* **Stored data**
• • • •

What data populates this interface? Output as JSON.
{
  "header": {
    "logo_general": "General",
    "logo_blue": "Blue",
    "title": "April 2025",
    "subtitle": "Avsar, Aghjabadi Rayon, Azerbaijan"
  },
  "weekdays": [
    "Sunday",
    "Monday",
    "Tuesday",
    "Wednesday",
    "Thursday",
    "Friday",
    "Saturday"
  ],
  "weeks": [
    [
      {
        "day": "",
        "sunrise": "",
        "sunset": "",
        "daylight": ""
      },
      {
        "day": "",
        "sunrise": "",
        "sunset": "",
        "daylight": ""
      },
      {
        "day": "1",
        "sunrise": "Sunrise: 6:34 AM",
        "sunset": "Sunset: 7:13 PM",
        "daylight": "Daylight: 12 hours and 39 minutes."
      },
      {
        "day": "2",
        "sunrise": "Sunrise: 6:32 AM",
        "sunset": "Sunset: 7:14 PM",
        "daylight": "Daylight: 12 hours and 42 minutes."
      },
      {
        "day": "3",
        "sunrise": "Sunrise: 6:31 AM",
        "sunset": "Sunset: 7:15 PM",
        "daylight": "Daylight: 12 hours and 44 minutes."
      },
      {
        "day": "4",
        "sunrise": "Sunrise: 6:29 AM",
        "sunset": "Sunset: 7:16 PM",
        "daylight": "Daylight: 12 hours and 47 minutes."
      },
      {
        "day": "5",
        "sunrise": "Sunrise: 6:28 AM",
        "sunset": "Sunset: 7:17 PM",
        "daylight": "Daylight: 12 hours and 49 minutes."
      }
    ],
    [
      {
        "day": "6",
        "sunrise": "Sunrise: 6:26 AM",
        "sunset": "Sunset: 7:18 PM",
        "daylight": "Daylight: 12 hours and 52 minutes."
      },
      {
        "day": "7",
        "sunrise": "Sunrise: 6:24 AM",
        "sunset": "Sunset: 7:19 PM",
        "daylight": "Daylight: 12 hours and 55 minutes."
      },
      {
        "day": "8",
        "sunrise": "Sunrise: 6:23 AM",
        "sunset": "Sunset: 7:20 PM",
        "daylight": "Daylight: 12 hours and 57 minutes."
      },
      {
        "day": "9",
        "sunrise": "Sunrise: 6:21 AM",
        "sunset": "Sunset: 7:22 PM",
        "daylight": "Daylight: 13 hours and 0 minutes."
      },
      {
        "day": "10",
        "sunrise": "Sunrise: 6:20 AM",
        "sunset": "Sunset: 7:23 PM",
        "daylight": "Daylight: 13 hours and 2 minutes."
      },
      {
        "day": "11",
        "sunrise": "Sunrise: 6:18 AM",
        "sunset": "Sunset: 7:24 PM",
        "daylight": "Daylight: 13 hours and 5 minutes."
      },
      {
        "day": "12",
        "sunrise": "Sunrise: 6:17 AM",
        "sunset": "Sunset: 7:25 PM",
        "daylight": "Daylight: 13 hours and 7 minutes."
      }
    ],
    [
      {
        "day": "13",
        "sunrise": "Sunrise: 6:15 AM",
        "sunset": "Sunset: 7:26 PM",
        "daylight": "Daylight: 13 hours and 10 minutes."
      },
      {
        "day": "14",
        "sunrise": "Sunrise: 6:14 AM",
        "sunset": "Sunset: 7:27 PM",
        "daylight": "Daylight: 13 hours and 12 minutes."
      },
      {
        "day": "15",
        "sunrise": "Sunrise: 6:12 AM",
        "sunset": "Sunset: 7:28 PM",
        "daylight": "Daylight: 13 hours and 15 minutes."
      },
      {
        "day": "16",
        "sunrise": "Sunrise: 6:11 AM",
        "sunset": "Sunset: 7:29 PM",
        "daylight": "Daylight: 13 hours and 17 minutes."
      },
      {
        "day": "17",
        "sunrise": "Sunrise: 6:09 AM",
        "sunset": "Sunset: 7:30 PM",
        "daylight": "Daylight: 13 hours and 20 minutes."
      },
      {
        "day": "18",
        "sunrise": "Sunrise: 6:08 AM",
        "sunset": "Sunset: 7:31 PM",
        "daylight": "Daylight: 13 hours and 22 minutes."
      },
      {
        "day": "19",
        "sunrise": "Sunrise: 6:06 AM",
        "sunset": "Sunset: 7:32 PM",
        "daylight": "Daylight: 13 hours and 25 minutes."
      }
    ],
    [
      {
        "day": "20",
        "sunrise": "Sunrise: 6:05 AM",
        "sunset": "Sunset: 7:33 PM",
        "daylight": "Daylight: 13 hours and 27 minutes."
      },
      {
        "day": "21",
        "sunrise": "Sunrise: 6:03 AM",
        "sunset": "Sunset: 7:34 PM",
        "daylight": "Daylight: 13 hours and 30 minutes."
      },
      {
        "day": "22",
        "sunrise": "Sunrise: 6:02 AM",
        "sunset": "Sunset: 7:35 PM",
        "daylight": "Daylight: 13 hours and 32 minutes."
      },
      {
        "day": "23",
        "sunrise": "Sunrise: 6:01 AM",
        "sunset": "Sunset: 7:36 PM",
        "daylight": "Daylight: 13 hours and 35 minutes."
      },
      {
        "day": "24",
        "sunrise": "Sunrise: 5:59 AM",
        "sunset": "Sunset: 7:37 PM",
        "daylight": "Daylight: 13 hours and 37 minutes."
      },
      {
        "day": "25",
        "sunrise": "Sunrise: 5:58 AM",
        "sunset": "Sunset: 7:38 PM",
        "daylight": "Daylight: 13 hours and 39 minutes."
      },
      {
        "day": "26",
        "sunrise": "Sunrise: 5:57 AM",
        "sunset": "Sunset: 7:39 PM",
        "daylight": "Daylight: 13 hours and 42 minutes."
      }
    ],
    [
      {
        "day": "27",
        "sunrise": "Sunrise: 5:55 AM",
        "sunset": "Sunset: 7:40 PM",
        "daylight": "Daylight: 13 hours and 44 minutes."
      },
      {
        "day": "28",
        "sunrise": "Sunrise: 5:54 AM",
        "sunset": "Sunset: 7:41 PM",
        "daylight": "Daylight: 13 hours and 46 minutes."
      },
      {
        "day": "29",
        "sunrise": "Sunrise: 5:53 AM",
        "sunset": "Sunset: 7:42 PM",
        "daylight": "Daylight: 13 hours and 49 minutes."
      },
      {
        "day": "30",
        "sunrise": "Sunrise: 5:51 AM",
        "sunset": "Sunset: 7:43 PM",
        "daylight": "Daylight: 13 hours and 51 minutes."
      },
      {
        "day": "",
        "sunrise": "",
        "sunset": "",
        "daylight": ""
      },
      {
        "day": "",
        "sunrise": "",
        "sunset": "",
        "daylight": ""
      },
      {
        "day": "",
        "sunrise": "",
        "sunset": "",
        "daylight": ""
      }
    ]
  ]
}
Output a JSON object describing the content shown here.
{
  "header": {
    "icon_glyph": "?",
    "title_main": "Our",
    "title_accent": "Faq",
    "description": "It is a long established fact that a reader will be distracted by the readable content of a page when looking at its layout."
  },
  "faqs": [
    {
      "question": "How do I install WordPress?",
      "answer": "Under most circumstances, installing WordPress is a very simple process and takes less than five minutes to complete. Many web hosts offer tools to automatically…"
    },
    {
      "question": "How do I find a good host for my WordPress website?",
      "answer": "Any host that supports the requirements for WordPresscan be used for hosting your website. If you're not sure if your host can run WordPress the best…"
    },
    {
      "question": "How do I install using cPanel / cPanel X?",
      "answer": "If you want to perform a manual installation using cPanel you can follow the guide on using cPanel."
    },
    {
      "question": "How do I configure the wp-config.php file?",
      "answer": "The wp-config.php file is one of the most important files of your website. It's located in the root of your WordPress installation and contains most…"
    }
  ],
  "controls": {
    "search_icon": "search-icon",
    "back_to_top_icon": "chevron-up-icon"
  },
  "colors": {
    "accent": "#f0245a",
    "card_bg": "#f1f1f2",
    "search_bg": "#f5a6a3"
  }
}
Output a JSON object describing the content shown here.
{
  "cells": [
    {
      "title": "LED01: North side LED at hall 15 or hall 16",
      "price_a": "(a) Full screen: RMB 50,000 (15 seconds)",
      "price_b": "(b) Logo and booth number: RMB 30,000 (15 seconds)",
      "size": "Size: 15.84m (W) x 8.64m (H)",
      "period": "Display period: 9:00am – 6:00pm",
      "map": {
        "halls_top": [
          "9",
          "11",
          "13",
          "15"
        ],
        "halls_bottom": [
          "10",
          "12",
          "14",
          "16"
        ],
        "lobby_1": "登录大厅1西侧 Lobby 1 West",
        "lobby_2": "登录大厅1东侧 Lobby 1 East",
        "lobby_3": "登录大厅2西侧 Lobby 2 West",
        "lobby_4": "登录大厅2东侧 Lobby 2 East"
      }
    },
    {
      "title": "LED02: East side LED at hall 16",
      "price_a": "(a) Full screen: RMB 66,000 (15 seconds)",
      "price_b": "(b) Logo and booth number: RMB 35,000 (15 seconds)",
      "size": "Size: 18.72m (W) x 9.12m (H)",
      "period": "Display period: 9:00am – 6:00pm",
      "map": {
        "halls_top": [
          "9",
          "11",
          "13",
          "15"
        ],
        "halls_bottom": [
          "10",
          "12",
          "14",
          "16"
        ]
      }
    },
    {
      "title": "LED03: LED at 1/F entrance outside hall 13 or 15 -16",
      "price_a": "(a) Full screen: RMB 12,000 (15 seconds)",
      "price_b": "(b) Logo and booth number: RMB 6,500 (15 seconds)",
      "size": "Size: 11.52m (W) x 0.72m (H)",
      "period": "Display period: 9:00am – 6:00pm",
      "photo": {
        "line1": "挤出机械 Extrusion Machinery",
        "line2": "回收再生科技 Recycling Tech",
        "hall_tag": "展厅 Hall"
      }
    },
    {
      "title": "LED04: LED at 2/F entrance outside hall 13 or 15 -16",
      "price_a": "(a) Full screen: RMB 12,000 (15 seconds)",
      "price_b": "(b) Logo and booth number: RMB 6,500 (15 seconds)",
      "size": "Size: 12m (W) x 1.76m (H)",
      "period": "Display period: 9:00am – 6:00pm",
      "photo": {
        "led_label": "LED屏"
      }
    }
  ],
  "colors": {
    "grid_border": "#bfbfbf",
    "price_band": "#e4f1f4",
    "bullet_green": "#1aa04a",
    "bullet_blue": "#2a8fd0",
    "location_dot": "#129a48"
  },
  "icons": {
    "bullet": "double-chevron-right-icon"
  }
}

• • • •

* **Given exercise**
Determine how many lines in the listing above hold the word "West", answering with the number only.

* **Result for this task**
2